Goal of the exercise |
Would you return all of this data exactly, leaving nothing out?

Input |
+++++

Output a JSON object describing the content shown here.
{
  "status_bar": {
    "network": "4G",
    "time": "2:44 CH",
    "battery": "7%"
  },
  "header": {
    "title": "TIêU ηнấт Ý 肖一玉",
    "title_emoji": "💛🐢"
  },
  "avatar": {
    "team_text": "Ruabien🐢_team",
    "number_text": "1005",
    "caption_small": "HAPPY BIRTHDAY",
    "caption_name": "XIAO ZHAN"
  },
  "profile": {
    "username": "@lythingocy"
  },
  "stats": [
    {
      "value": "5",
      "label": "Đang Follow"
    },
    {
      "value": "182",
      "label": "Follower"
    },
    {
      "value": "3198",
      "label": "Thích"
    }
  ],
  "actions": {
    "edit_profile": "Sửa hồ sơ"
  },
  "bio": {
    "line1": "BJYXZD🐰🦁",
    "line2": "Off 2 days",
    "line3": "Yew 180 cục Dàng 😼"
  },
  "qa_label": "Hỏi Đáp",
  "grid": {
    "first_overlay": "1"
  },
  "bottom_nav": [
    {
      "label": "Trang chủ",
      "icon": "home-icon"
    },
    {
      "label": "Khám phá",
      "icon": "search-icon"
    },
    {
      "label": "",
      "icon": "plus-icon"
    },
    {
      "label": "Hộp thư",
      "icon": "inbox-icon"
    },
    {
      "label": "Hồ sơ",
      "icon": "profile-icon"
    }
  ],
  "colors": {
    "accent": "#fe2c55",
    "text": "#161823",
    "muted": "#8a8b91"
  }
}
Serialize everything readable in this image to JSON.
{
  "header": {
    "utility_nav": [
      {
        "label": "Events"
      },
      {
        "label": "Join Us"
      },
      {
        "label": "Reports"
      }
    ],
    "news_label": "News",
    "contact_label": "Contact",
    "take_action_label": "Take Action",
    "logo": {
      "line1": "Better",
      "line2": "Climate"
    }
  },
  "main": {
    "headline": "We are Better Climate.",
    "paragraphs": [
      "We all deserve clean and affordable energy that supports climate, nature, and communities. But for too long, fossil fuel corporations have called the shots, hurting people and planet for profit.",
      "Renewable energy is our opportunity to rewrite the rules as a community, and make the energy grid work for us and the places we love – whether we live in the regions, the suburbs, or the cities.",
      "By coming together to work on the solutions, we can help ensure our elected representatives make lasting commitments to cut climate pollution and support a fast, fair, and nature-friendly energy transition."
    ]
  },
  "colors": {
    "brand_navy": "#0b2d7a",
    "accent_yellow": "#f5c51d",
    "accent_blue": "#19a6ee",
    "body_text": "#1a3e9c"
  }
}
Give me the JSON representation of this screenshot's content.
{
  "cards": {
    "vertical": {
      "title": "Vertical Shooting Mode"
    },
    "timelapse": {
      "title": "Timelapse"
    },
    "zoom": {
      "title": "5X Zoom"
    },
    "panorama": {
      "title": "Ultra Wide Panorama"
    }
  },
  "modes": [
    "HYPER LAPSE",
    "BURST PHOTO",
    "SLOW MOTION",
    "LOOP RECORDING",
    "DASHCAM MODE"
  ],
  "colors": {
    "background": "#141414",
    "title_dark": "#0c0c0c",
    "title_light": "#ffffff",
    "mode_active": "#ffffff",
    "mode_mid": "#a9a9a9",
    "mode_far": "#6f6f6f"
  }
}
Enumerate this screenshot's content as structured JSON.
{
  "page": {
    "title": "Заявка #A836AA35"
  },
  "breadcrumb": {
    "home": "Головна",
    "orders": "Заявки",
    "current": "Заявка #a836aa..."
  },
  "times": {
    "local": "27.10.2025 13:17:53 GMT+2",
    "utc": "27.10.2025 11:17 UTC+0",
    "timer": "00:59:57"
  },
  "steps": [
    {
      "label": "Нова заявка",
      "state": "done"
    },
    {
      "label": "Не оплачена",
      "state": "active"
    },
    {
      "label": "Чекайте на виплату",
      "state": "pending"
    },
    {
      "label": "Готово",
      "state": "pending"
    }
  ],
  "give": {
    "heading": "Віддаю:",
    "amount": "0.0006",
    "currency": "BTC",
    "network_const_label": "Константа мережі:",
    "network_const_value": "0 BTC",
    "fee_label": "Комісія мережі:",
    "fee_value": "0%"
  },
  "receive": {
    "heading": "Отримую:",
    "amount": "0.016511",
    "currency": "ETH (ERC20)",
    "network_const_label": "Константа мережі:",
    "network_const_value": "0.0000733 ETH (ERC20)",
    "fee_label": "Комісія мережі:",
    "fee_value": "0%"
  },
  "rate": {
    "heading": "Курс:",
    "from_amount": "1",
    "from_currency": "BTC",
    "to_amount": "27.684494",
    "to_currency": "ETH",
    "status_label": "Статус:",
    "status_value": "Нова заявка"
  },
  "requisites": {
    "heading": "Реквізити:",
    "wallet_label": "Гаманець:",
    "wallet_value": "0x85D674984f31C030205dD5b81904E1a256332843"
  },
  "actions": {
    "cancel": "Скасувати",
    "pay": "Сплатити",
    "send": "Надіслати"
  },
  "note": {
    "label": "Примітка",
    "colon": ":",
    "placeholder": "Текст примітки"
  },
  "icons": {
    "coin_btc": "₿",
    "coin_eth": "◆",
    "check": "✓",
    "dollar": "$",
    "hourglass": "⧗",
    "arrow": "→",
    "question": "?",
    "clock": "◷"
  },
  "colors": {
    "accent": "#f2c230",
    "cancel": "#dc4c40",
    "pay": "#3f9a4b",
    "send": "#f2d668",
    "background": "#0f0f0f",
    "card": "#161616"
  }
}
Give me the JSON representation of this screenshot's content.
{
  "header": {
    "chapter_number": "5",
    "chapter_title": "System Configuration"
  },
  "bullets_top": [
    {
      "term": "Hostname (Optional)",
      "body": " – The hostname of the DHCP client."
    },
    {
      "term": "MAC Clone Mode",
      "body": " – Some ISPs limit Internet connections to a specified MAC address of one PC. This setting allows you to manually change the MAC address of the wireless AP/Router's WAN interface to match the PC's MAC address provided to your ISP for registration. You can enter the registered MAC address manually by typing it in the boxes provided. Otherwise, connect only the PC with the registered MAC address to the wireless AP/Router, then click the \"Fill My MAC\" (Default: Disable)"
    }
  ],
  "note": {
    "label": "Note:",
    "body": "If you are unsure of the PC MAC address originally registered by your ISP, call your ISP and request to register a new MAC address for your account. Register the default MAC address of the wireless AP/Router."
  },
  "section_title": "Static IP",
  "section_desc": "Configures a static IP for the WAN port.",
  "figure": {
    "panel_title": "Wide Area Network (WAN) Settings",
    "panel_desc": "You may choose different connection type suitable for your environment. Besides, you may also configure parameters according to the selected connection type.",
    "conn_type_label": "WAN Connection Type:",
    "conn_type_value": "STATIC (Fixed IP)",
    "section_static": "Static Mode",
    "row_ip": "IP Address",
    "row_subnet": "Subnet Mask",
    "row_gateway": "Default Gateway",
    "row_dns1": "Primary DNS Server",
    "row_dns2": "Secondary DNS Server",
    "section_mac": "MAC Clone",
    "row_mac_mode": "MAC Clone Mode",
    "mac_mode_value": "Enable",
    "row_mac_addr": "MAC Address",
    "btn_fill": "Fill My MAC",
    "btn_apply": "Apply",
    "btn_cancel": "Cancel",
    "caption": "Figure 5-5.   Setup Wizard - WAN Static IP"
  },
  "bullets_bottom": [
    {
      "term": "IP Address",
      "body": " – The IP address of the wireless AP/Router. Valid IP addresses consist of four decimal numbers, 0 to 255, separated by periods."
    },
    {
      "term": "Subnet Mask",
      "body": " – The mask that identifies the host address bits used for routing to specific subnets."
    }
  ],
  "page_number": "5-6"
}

+++++

Written solution |
Output a JSON object describing the content shown here.
{
  "status_bar": {
    "network": "4G",
    "time": "2:44 CH",
    "battery": "7%"
  },
  "header": {
    "title": "TIêU ηнấт Ý 肖一玉",
    "title_emoji": "💛🐢"
  },
  "avatar": {
    "team_text": "Ruabien🐢_team",
    "number_text": "1005",
    "caption_small": "HAPPY BIRTHDAY",
    "caption_name": "XIAO ZHAN"
  },
  "profile": {
    "username": "@lythingocy"
  },
  "stats": [
    {
      "value": "5",
      "label": "Đang Follow"
    },
    {
      "value": "182",
      "label": "Follower"
    },
    {
      "value": "3198",
      "label": "Thích"
    }
  ],
  "actions": {
    "edit_profile": "Sửa hồ sơ"
  },
  "bio": {
    "line1": "BJYXZD🐰🦁",
    "line2": "Off 2 days",
    "line3": "Yew 180 cục Dàng 😼"
  },
  "qa_label": "Hỏi Đáp",
  "grid": {
    "first_overlay": "1"
  },
  "bottom_nav": [
    {
      "label": "Trang chủ",
      "icon": "home-icon"
    },
    {
      "label": "Khám phá",
      "icon": "search-icon"
    },
    {
      "label": "",
      "icon": "plus-icon"
    },
    {
      "label": "Hộp thư",
      "icon": "inbox-icon"
    },
    {
      "label": "Hồ sơ",
      "icon": "profile-icon"
    }
  ],
  "colors": {
    "accent": "#fe2c55",
    "text": "#161823",
    "muted": "#8a8b91"
  }
}
Serialize everything readable in this image to JSON.
{
  "header": {
    "utility_nav": [
      {
        "label": "Events"
      },
      {
        "label": "Join Us"
      },
      {
        "label": "Reports"
      }
    ],
    "news_label": "News",
    "contact_label": "Contact",
    "take_action_label": "Take Action",
    "logo": {
      "line1": "Better",
      "line2": "Climate"
    }
  },
  "main": {
    "headline": "We are Better Climate.",
    "paragraphs": [
      "We all deserve clean and affordable energy that supports climate, nature, and communities. But for too long, fossil fuel corporations have called the shots, hurting people and planet for profit.",
      "Renewable energy is our opportunity to rewrite the rules as a community, and make the energy grid work for us and the places we love – whether we live in the regions, the suburbs, or the cities.",
      "By coming together to work on the solutions, we can help ensure our elected representatives make lasting commitments to cut climate pollution and support a fast, fair, and nature-friendly energy transition."
    ]
  },
  "colors": {
    "brand_navy": "#0b2d7a",
    "accent_yellow": "#f5c51d",
    "accent_blue": "#19a6ee",
    "body_text": "#1a3e9c"
  }
}
Give me the JSON representation of this screenshot's content.
{
  "cards": {
    "vertical": {
      "title": "Vertical Shooting Mode"
    },
    "timelapse": {
      "title": "Timelapse"
    },
    "zoom": {
      "title": "5X Zoom"
    },
    "panorama": {
      "title": "Ultra Wide Panorama"
    }
  },
  "modes": [
    "HYPER LAPSE",
    "BURST PHOTO",
    "SLOW MOTION",
    "LOOP RECORDING",
    "DASHCAM MODE"
  ],
  "colors": {
    "background": "#141414",
    "title_dark": "#0c0c0c",
    "title_light": "#ffffff",
    "mode_active": "#ffffff",
    "mode_mid": "#a9a9a9",
    "mode_far": "#6f6f6f"
  }
}
Enumerate this screenshot's content as structured JSON.
{
  "page": {
    "title": "Заявка #A836AA35"
  },
  "breadcrumb": {
    "home": "Головна",
    "orders": "Заявки",
    "current": "Заявка #a836aa..."
  },
  "times": {
    "local": "27.10.2025 13:17:53 GMT+2",
    "utc": "27.10.2025 11:17 UTC+0",
    "timer": "00:59:57"
  },
  "steps": [
    {
      "label": "Нова заявка",
      "state": "done"
    },
    {
      "label": "Не оплачена",
      "state": "active"
    },
    {
      "label": "Чекайте на виплату",
      "state": "pending"
    },
    {
      "label": "Готово",
      "state": "pending"
    }
  ],
  "give": {
    "heading": "Віддаю:",
    "amount": "0.0006",
    "currency": "BTC",
    "network_const_label": "Константа мережі:",
    "network_const_value": "0 BTC",
    "fee_label": "Комісія мережі:",
    "fee_value": "0%"
  },
  "receive": {
    "heading": "Отримую:",
    "amount": "0.016511",
    "currency": "ETH (ERC20)",
    "network_const_label": "Константа мережі:",
    "network_const_value": "0.0000733 ETH (ERC20)",
    "fee_label": "Комісія мережі:",
    "fee_value": "0%"
  },
  "rate": {
    "heading": "Курс:",
    "from_amount": "1",
    "from_currency": "BTC",
    "to_amount": "27.684494",
    "to_currency": "ETH",
    "status_label": "Статус:",
    "status_value": "Нова заявка"
  },
  "requisites": {
    "heading": "Реквізити:",
    "wallet_label": "Гаманець:",
    "wallet_value": "0x85D674984f31C030205dD5b81904E1a256332843"
  },
  "actions": {
    "cancel": "Скасувати",
    "pay": "Сплатити",
    "send": "Надіслати"
  },
  "note": {
    "label": "Примітка",
    "colon": ":",
    "placeholder": "Текст примітки"
  },
  "icons": {
    "coin_btc": "₿",
    "coin_eth": "◆",
    "check": "✓",
    "dollar": "$",
    "hourglass": "⧗",
    "arrow": "→",
    "question": "?",
    "clock": "◷"
  },
  "colors": {
    "accent": "#f2c230",
    "cancel": "#dc4c40",
    "pay": "#3f9a4b",
    "send": "#f2d668",
    "background": "#0f0f0f",
    "card": "#161616"
  }
}
Give me the JSON representation of this screenshot's content.
{
  "header": {
    "chapter_number": "5",
    "chapter_title": "System Configuration"
  },
  "bullets_top": [
    {
      "term": "Hostname (Optional)",
      "body": " – The hostname of the DHCP client."
    },
    {
      "term": "MAC Clone Mode",
      "body": " – Some ISPs limit Internet connections to a specified MAC address of one PC. This setting allows you to manually change the MAC address of the wireless AP/Router's WAN interface to match the PC's MAC address provided to your ISP for registration. You can enter the registered MAC address manually by typing it in the boxes provided. Otherwise, connect only the PC with the registered MAC address to the wireless AP/Router, then click the \"Fill My MAC\" (Default: Disable)"
    }
  ],
  "note": {
    "label": "Note:",
    "body": "If you are unsure of the PC MAC address originally registered by your ISP, call your ISP and request to register a new MAC address for your account. Register the default MAC address of the wireless AP/Router."
  },
  "section_title": "Static IP",
  "section_desc": "Configures a static IP for the WAN port.",
  "figure": {
    "panel_title": "Wide Area Network (WAN) Settings",
    "panel_desc": "You may choose different connection type suitable for your environment. Besides, you may also configure parameters according to the selected connection type.",
    "conn_type_label": "WAN Connection Type:",
    "conn_type_value": "STATIC (Fixed IP)",
    "section_static": "Static Mode",
    "row_ip": "IP Address",
    "row_subnet": "Subnet Mask",
    "row_gateway": "Default Gateway",
    "row_dns1": "Primary DNS Server",
    "row_dns2": "Secondary DNS Server",
    "section_mac": "MAC Clone",
    "row_mac_mode": "MAC Clone Mode",
    "mac_mode_value": "Enable",
    "row_mac_addr": "MAC Address",
    "btn_fill": "Fill My MAC",
    "btn_apply": "Apply",
    "btn_cancel": "Cancel",
    "caption": "Figure 5-5.   Setup Wizard - WAN Static IP"
  },
  "bullets_bottom": [
    {
      "term": "IP Address",
      "body": " – The IP address of the wireless AP/Router. Valid IP addresses consist of four decimal numbers, 0 to 255, separated by periods."
    },
    {
      "term": "Subnet Mask",
      "body": " – The mask that identifies the host address bits used for routing to specific subnets."
    }
  ],
  "page_number": "5-6"
}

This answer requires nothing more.